The exercise
All material below is to be reproduced exactly.
+++++
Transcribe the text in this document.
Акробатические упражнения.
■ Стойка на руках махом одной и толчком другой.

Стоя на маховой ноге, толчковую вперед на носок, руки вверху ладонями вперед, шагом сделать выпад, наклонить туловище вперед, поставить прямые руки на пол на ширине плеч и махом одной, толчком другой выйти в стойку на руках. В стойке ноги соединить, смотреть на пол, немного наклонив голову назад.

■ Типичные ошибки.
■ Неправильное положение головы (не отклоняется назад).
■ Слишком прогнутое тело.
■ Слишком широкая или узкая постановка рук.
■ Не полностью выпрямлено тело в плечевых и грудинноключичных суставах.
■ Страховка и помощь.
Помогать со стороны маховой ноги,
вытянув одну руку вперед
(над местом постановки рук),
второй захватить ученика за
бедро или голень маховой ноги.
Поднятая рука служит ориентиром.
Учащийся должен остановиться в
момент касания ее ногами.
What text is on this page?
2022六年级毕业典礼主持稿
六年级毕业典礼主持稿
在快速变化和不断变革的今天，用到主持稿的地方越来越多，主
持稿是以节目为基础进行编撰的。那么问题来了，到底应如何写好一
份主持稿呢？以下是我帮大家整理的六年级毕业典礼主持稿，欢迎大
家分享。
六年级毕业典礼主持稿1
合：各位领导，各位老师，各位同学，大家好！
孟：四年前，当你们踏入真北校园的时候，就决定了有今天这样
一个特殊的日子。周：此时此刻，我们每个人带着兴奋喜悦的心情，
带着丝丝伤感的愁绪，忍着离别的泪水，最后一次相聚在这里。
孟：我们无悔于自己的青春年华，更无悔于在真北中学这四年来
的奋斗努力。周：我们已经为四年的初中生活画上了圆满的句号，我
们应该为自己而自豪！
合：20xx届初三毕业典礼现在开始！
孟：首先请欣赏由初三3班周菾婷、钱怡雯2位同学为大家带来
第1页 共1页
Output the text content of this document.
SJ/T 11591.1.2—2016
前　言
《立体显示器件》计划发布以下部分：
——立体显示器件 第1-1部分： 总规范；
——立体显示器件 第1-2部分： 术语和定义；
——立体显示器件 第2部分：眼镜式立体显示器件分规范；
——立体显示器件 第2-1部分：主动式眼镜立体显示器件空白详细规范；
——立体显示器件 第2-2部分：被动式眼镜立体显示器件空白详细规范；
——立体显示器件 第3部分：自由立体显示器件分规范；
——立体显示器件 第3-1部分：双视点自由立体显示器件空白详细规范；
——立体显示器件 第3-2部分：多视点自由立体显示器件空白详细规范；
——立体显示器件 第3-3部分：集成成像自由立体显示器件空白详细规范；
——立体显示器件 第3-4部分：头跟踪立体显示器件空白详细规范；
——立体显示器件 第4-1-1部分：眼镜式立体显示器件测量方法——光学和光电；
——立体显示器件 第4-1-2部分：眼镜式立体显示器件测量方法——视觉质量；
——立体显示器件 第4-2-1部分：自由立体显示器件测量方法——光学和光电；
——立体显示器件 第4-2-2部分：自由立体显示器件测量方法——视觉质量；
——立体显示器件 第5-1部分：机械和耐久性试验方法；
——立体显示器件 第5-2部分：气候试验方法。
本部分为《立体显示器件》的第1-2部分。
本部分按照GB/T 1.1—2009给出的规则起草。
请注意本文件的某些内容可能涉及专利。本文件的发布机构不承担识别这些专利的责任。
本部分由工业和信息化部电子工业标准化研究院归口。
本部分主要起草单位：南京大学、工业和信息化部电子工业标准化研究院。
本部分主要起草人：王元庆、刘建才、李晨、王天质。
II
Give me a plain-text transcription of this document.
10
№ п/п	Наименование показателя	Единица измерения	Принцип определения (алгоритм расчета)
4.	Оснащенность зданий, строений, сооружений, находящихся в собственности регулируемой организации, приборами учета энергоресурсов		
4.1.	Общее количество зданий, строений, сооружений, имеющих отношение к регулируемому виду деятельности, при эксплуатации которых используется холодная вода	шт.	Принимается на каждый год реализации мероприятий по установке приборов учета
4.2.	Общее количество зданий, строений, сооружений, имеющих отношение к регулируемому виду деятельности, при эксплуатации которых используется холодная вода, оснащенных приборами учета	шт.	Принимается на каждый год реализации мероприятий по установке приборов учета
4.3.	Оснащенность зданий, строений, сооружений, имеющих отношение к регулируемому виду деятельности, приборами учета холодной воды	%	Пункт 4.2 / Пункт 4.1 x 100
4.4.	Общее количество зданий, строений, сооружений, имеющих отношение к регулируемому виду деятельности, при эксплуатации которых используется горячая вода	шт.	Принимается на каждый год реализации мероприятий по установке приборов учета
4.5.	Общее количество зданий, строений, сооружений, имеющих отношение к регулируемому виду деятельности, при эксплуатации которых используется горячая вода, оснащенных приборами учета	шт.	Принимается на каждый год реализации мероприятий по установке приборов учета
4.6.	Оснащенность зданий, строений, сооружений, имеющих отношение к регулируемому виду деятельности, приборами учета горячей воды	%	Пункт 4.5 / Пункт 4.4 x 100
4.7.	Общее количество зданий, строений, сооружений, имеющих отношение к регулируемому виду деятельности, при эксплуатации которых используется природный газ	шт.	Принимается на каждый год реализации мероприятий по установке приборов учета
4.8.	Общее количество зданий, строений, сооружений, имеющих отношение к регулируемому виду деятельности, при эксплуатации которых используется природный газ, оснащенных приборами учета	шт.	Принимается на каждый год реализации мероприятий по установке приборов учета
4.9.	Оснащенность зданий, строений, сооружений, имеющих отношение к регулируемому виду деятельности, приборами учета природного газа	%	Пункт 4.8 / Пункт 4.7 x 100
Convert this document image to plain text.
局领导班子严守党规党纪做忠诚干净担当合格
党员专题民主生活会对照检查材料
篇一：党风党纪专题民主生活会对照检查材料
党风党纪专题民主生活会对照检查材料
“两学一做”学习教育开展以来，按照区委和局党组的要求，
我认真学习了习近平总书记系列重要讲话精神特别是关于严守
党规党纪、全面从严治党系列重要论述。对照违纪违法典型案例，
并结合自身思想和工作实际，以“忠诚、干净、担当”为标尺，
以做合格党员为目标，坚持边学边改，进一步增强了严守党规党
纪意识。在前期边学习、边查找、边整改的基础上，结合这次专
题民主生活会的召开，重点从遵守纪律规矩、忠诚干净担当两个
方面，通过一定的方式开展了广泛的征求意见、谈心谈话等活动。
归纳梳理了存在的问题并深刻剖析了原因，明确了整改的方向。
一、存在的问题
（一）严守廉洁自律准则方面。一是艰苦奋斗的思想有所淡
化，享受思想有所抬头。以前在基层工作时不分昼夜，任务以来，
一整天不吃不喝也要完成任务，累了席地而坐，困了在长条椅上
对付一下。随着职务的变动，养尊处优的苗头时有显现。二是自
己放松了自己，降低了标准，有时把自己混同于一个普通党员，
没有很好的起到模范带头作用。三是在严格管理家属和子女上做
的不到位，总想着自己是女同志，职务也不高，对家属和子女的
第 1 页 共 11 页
+++++
Solution to this task
Transcribe the text in this document.
Акробатические упражнения.
■ Стойка на руках махом одной и толчком другой.

Стоя на маховой ноге, толчковую вперед на носок, руки вверху ладонями вперед, шагом сделать выпад, наклонить туловище вперед, поставить прямые руки на пол на ширине плеч и махом одной, толчком другой выйти в стойку на руках. В стойке ноги соединить, смотреть на пол, немного наклонив голову назад.

■ Типичные ошибки.
■ Неправильное положение головы (не отклоняется назад).
■ Слишком прогнутое тело.
■ Слишком широкая или узкая постановка рук.
■ Не полностью выпрямлено тело в плечевых и грудинноключичных суставах.
■ Страховка и помощь.
Помогать со стороны маховой ноги,
вытянув одну руку вперед
(над местом постановки рук),
второй захватить ученика за
бедро или голень маховой ноги.
Поднятая рука служит ориентиром.
Учащийся должен остановиться в
момент касания ее ногами.
What text is on this page?
2022六年级毕业典礼主持稿
六年级毕业典礼主持稿
在快速变化和不断变革的今天，用到主持稿的地方越来越多，主
持稿是以节目为基础进行编撰的。那么问题来了，到底应如何写好一
份主持稿呢？以下是我帮大家整理的六年级毕业典礼主持稿，欢迎大
家分享。
六年级毕业典礼主持稿1
合：各位领导，各位老师，各位同学，大家好！
孟：四年前，当你们踏入真北校园的时候，就决定了有今天这样
一个特殊的日子。周：此时此刻，我们每个人带着兴奋喜悦的心情，
带着丝丝伤感的愁绪，忍着离别的泪水，最后一次相聚在这里。
孟：我们无悔于自己的青春年华，更无悔于在真北中学这四年来
的奋斗努力。周：我们已经为四年的初中生活画上了圆满的句号，我
们应该为自己而自豪！
合：20xx届初三毕业典礼现在开始！
孟：首先请欣赏由初三3班周菾婷、钱怡雯2位同学为大家带来
第1页 共1页
Output the text content of this document.
SJ/T 11591.1.2—2016
前　言
《立体显示器件》计划发布以下部分：
——立体显示器件 第1-1部分： 总规范；
——立体显示器件 第1-2部分： 术语和定义；
——立体显示器件 第2部分：眼镜式立体显示器件分规范；
——立体显示器件 第2-1部分：主动式眼镜立体显示器件空白详细规范；
——立体显示器件 第2-2部分：被动式眼镜立体显示器件空白详细规范；
——立体显示器件 第3部分：自由立体显示器件分规范；
——立体显示器件 第3-1部分：双视点自由立体显示器件空白详细规范；
——立体显示器件 第3-2部分：多视点自由立体显示器件空白详细规范；
——立体显示器件 第3-3部分：集成成像自由立体显示器件空白详细规范；
——立体显示器件 第3-4部分：头跟踪立体显示器件空白详细规范；
——立体显示器件 第4-1-1部分：眼镜式立体显示器件测量方法——光学和光电；
——立体显示器件 第4-1-2部分：眼镜式立体显示器件测量方法——视觉质量；
——立体显示器件 第4-2-1部分：自由立体显示器件测量方法——光学和光电；
——立体显示器件 第4-2-2部分：自由立体显示器件测量方法——视觉质量；
——立体显示器件 第5-1部分：机械和耐久性试验方法；
——立体显示器件 第5-2部分：气候试验方法。
本部分为《立体显示器件》的第1-2部分。
本部分按照GB/T 1.1—2009给出的规则起草。
请注意本文件的某些内容可能涉及专利。本文件的发布机构不承担识别这些专利的责任。
本部分由工业和信息化部电子工业标准化研究院归口。
本部分主要起草单位：南京大学、工业和信息化部电子工业标准化研究院。
本部分主要起草人：王元庆、刘建才、李晨、王天质。
II
Give me a plain-text transcription of this document.
10
№ п/п	Наименование показателя	Единица измерения	Принцип определения (алгоритм расчета)
4.	Оснащенность зданий, строений, сооружений, находящихся в собственности регулируемой организации, приборами учета энергоресурсов		
4.1.	Общее количество зданий, строений, сооружений, имеющих отношение к регулируемому виду деятельности, при эксплуатации которых используется холодная вода	шт.	Принимается на каждый год реализации мероприятий по установке приборов учета
4.2.	Общее количество зданий, строений, сооружений, имеющих отношение к регулируемому виду деятельности, при эксплуатации которых используется холодная вода, оснащенных приборами учета	шт.	Принимается на каждый год реализации мероприятий по установке приборов учета
4.3.	Оснащенность зданий, строений, сооружений, имеющих отношение к регулируемому виду деятельности, приборами учета холодной воды	%	Пункт 4.2 / Пункт 4.1 x 100
4.4.	Общее количество зданий, строений, сооружений, имеющих отношение к регулируемому виду деятельности, при эксплуатации которых используется горячая вода	шт.	Принимается на каждый год реализации мероприятий по установке приборов учета
4.5.	Общее количество зданий, строений, сооружений, имеющих отношение к регулируемому виду деятельности, при эксплуатации которых используется горячая вода, оснащенных приборами учета	шт.	Принимается на каждый год реализации мероприятий по установке приборов учета
4.6.	Оснащенность зданий, строений, сооружений, имеющих отношение к регулируемому виду деятельности, приборами учета горячей воды	%	Пункт 4.5 / Пункт 4.4 x 100
4.7.	Общее количество зданий, строений, сооружений, имеющих отношение к регулируемому виду деятельности, при эксплуатации которых используется природный газ	шт.	Принимается на каждый год реализации мероприятий по установке приборов учета
4.8.	Общее количество зданий, строений, сооружений, имеющих отношение к регулируемому виду деятельности, при эксплуатации которых используется природный газ, оснащенных приборами учета	шт.	Принимается на каждый год реализации мероприятий по установке приборов учета
4.9.	Оснащенность зданий, строений, сооружений, имеющих отношение к регулируемому виду деятельности, приборами учета природного газа	%	Пункт 4.8 / Пункт 4.7 x 100
Convert this document image to plain text.
局领导班子严守党规党纪做忠诚干净担当合格
党员专题民主生活会对照检查材料
篇一：党风党纪专题民主生活会对照检查材料
党风党纪专题民主生活会对照检查材料
“两学一做”学习教育开展以来，按照区委和局党组的要求，
我认真学习了习近平总书记系列重要讲话精神特别是关于严守
党规党纪、全面从严治党系列重要论述。对照违纪违法典型案例，
并结合自身思想和工作实际，以“忠诚、干净、担当”为标尺，
以做合格党员为目标，坚持边学边改，进一步增强了严守党规党
纪意识。在前期边学习、边查找、边整改的基础上，结合这次专
题民主生活会的召开，重点从遵守纪律规矩、忠诚干净担当两个
方面，通过一定的方式开展了广泛的征求意见、谈心谈话等活动。
归纳梳理了存在的问题并深刻剖析了原因，明确了整改的方向。
一、存在的问题
（一）严守廉洁自律准则方面。一是艰苦奋斗的思想有所淡
化，享受思想有所抬头。以前在基层工作时不分昼夜，任务以来，
一整天不吃不喝也要完成任务，累了席地而坐，困了在长条椅上
对付一下。随着职务的变动，养尊处优的苗头时有显现。二是自
己放松了自己，降低了标准，有时把自己混同于一个普通党员，
没有很好的起到模范带头作用。三是在严格管理家属和子女上做
的不到位，总想着自己是女同志，职务也不高，对家属和子女的
第 1 页 共 11 页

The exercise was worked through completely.